Identify the lines that include the word "Facilities", then copy all of them.

# Exercise inputs:

------------------------------

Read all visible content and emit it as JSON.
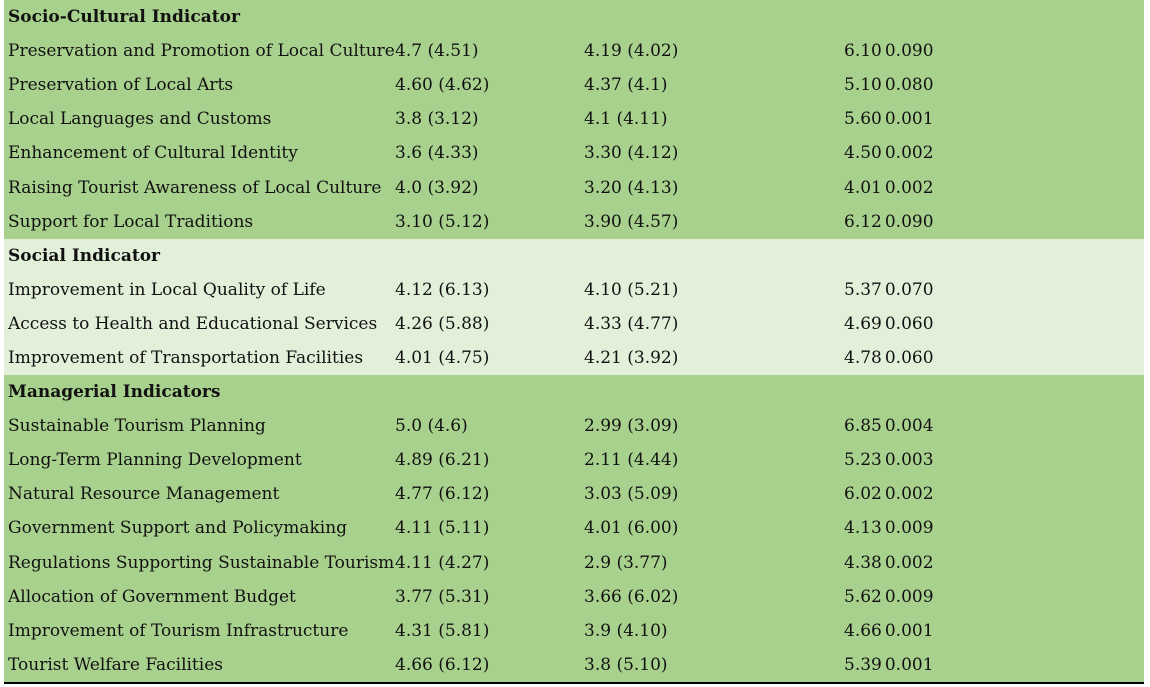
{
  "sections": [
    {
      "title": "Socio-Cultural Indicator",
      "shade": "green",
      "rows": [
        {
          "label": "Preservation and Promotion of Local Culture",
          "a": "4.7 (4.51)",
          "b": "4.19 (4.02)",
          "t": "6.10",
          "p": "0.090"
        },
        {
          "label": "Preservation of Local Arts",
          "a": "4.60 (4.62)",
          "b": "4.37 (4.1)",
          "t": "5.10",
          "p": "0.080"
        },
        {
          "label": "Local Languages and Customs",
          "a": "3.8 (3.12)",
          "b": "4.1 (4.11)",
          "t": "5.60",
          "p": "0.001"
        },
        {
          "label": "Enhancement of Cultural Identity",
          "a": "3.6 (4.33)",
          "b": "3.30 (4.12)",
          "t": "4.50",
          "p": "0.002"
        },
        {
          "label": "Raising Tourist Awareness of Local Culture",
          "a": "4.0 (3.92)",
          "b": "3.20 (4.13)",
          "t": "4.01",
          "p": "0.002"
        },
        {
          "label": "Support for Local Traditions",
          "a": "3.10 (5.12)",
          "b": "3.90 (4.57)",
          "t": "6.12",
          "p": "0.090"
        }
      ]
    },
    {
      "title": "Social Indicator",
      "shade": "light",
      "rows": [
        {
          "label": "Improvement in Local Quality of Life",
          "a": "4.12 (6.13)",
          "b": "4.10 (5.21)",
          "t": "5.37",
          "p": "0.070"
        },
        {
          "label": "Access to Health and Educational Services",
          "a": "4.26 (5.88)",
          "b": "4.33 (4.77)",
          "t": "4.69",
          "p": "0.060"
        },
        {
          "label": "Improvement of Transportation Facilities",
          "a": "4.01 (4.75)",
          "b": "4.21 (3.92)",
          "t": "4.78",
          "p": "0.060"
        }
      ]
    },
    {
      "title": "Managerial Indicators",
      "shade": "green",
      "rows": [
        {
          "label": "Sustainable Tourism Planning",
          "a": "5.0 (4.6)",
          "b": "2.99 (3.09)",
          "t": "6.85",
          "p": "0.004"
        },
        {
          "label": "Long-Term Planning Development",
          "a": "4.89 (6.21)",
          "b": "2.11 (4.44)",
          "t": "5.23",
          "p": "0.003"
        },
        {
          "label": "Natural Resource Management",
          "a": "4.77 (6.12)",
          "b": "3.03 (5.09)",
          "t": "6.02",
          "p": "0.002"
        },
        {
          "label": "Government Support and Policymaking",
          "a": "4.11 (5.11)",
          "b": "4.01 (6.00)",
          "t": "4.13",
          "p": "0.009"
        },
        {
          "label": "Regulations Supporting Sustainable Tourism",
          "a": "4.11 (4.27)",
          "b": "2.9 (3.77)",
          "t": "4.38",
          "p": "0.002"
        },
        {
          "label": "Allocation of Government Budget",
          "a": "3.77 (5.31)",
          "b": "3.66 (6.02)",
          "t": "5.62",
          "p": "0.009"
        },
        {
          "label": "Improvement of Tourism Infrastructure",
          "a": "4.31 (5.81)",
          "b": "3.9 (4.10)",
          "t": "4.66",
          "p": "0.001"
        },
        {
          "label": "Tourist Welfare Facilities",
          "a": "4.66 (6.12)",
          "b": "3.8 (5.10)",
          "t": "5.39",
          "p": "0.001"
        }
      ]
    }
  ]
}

------------------------------

# Result of this exercise:
          "label": "Improvement of Transportation Facilities",
          "label": "Tourist Welfare Facilities",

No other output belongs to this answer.